-- START RECORDS PROVIDED --
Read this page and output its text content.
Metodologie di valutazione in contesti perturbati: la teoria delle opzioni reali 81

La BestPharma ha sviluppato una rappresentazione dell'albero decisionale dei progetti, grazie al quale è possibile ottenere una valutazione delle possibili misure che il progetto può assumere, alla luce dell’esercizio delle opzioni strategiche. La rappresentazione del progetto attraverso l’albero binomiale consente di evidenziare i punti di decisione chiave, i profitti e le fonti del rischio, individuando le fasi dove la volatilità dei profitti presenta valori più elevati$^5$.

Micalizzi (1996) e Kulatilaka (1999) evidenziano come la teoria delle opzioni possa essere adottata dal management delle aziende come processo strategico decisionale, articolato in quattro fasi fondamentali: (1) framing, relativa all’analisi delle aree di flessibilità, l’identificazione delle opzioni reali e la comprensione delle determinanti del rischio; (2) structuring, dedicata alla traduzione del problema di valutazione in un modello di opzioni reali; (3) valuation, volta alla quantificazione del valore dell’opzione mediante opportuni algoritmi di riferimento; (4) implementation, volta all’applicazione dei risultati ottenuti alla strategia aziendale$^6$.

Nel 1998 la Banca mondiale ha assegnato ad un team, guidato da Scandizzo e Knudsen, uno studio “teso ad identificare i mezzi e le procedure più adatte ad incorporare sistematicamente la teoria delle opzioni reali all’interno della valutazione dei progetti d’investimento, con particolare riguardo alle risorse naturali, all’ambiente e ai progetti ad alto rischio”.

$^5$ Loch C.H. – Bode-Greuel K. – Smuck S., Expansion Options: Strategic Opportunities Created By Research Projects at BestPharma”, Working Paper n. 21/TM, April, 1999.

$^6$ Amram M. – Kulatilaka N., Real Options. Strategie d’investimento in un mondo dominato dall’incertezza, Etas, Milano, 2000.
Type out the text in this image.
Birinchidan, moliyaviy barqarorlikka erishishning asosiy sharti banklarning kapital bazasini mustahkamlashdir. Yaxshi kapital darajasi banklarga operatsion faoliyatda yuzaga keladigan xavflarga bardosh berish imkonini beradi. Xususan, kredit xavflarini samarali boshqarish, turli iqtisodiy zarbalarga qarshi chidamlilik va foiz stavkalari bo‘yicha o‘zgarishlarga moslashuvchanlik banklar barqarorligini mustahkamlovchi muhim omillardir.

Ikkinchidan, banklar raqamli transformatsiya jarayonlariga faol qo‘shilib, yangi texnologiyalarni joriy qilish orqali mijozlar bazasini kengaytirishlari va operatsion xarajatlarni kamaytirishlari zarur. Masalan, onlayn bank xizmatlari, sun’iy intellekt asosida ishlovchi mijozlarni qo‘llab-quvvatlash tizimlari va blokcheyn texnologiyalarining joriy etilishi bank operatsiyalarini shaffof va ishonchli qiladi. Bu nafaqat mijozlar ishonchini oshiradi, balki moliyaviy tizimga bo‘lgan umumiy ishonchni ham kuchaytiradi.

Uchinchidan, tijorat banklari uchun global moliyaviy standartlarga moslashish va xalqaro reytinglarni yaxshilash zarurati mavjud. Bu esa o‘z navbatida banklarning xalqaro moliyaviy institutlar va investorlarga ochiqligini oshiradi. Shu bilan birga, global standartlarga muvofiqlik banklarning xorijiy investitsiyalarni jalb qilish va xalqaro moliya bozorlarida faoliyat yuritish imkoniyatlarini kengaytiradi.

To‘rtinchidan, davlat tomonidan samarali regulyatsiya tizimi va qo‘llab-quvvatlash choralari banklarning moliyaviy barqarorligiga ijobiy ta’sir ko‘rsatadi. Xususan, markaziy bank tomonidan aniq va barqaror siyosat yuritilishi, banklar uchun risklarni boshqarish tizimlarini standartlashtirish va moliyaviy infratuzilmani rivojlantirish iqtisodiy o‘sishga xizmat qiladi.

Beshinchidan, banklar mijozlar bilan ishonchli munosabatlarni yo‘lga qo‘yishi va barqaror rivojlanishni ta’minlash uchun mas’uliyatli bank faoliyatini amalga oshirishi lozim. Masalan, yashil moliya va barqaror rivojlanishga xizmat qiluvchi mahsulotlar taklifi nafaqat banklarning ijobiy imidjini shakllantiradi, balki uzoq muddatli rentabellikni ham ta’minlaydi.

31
-- END RECORDS PROVIDED --
Some lines of the data may hold the word "reali". Say how many do, with nothing else.

#### [TASK RESULT]
3